--- Given data ---

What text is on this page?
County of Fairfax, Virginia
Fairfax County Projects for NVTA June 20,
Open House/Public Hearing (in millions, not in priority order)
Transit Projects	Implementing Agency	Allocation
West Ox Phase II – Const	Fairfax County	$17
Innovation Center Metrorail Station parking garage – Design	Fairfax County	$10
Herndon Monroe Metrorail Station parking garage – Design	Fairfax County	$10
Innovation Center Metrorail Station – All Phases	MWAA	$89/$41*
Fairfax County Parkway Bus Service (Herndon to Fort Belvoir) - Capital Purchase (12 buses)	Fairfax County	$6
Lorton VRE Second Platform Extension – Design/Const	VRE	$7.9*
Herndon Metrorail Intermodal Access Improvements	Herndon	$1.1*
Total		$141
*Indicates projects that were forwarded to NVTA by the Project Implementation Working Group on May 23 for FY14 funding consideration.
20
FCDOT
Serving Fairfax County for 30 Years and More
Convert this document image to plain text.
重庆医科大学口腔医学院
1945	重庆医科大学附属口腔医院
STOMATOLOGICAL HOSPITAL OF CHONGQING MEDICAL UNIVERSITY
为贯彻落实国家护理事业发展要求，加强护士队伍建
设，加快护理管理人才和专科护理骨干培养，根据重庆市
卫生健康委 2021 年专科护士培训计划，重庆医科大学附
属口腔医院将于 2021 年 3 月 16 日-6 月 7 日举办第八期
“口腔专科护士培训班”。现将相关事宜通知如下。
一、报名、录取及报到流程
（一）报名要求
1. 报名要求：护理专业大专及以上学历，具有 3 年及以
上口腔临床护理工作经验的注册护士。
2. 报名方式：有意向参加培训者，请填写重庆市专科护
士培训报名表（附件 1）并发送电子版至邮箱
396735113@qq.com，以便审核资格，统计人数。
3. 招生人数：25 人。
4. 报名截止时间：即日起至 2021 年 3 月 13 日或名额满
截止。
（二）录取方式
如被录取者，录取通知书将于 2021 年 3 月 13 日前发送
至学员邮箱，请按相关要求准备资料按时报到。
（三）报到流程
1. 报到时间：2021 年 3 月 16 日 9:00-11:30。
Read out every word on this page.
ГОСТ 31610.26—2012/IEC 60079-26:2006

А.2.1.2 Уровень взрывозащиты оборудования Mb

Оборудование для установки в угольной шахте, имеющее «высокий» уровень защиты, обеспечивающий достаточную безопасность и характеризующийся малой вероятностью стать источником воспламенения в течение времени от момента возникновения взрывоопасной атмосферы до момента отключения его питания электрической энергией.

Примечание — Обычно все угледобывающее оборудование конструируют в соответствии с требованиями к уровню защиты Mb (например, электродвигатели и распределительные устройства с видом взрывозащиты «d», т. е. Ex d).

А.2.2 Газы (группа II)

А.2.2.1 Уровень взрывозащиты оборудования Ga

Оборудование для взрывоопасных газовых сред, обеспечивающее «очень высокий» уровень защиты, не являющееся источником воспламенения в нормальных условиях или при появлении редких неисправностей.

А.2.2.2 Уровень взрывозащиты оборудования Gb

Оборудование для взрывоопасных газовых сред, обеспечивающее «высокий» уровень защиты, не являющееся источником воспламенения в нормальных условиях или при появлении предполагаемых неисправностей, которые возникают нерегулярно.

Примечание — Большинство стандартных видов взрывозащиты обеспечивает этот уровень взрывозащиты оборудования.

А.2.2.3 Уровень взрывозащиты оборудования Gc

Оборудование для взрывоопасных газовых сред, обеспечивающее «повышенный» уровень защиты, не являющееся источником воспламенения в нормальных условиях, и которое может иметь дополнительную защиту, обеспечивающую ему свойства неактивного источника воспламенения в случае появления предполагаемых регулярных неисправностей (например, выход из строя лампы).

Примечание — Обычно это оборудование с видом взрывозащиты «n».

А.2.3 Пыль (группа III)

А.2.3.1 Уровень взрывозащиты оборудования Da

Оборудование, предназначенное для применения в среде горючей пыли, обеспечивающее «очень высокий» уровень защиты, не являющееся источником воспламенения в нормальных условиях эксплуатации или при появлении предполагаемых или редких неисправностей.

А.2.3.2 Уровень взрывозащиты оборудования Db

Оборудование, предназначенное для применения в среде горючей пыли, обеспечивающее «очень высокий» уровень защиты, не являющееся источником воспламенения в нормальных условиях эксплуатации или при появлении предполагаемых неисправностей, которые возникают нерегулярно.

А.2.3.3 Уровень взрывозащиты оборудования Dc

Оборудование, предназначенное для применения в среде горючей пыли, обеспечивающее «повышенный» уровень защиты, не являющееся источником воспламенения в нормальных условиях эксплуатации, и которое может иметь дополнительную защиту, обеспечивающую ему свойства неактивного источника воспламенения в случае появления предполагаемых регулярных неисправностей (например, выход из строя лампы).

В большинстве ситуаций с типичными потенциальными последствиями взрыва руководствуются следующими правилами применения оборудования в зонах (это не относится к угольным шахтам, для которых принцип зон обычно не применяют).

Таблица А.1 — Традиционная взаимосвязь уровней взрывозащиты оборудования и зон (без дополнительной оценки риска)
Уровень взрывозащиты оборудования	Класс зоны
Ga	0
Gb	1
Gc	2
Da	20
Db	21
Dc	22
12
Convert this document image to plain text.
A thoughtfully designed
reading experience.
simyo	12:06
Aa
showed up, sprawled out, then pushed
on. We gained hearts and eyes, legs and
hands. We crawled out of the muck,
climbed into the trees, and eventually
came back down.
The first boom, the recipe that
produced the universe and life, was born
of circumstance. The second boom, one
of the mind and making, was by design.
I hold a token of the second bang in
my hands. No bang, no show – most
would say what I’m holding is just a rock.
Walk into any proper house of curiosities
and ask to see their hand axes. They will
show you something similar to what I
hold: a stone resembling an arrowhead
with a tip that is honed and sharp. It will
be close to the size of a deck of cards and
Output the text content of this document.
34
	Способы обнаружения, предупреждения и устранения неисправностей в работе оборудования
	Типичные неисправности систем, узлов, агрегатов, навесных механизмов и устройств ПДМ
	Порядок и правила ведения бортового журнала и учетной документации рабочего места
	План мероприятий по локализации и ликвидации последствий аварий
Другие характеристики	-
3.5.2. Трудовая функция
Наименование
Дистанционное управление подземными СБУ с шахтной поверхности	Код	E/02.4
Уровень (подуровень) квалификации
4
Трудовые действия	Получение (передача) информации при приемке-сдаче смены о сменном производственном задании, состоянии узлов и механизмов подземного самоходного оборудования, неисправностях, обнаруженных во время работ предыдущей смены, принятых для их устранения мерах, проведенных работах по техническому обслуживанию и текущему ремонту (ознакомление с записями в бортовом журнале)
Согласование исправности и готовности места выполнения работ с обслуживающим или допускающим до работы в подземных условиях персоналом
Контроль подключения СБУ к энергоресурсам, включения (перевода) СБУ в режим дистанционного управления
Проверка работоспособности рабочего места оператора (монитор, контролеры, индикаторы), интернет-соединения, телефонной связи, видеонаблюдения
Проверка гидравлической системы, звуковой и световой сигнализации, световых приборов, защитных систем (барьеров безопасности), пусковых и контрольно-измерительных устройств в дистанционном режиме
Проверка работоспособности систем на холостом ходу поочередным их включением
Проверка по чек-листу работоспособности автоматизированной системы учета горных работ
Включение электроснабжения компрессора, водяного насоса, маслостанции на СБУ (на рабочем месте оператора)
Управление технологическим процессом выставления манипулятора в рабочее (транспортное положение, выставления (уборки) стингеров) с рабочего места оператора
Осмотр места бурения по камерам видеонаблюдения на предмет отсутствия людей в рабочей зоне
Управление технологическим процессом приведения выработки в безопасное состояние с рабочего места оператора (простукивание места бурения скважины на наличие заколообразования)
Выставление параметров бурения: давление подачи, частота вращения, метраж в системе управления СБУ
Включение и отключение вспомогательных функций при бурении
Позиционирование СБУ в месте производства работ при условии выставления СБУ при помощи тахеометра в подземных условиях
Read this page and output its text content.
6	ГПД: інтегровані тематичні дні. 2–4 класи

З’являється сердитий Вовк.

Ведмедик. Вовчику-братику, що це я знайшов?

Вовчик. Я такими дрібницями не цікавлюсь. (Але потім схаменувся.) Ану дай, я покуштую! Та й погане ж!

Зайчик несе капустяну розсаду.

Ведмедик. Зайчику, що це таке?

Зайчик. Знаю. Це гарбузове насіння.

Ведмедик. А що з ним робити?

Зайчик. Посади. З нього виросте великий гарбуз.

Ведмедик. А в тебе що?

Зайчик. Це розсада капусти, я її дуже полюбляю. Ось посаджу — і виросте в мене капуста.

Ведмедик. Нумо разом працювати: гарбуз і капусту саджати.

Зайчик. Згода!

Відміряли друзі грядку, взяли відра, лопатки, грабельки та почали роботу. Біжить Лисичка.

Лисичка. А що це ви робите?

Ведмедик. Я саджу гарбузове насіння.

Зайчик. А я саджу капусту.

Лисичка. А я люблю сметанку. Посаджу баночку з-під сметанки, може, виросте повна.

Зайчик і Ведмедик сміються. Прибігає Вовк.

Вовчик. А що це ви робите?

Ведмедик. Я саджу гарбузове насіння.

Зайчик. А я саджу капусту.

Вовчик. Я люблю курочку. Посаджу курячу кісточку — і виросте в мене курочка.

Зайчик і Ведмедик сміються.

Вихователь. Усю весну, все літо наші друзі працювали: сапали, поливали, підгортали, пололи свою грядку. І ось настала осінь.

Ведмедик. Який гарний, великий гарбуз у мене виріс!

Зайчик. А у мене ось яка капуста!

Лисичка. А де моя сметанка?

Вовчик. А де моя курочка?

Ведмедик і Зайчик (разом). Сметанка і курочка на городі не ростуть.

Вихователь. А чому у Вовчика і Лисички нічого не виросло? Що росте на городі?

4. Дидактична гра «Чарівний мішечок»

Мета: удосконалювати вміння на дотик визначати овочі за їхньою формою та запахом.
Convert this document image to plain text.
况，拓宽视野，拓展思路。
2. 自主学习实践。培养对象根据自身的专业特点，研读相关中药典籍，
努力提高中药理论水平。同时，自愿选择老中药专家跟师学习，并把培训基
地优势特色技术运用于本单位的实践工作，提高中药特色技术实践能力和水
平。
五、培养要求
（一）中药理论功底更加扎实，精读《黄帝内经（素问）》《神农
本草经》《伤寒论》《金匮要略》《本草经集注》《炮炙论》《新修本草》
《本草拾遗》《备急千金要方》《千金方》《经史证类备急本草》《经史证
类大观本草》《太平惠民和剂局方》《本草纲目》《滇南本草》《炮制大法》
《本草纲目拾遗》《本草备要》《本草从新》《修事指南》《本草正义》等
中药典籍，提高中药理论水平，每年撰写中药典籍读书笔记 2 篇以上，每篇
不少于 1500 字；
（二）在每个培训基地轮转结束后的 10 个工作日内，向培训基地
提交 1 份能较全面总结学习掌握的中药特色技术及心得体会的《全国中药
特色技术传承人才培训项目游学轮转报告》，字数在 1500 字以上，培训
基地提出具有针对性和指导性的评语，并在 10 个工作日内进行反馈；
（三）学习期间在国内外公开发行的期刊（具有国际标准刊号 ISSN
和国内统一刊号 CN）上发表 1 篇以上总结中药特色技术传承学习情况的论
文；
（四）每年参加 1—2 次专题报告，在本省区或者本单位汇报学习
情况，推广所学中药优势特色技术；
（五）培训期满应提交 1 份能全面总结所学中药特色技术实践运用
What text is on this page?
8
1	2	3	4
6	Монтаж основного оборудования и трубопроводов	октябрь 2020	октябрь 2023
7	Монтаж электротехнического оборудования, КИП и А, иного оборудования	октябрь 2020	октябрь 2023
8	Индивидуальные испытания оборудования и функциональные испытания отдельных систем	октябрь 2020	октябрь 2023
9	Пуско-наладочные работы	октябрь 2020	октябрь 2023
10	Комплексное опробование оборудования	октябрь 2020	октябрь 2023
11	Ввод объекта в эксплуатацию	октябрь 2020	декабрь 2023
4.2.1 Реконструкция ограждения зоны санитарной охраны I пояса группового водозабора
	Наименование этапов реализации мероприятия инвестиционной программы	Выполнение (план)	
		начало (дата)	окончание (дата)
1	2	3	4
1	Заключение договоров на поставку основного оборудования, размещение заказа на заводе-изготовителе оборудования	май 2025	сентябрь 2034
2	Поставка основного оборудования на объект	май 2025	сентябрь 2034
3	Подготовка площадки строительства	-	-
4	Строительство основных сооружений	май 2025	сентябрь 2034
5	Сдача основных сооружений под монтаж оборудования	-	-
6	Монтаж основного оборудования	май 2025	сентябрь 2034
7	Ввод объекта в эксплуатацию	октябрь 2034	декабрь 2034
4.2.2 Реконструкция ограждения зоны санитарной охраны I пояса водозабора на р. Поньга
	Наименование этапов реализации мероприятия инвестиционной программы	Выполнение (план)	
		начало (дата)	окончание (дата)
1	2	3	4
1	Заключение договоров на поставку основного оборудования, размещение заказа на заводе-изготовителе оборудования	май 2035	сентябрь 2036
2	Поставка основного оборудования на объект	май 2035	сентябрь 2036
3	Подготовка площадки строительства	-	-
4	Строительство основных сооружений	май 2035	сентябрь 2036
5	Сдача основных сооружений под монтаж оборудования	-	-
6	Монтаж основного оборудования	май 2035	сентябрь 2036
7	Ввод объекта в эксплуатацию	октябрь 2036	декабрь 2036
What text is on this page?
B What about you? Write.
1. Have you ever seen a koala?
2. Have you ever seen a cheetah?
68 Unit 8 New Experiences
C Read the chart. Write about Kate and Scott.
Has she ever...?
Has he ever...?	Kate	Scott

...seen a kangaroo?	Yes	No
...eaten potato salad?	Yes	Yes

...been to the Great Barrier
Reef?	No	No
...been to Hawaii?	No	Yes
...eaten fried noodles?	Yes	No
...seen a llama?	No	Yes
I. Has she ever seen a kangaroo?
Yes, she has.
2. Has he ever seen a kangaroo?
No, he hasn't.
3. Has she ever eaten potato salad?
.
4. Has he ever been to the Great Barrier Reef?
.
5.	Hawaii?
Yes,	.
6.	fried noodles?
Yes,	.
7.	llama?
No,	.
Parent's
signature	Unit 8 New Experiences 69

---

# Aim of the task:
Of the lines in the listing, how many hold the word "горючей"? Nothing but the number is needed.

# Exercise output:
3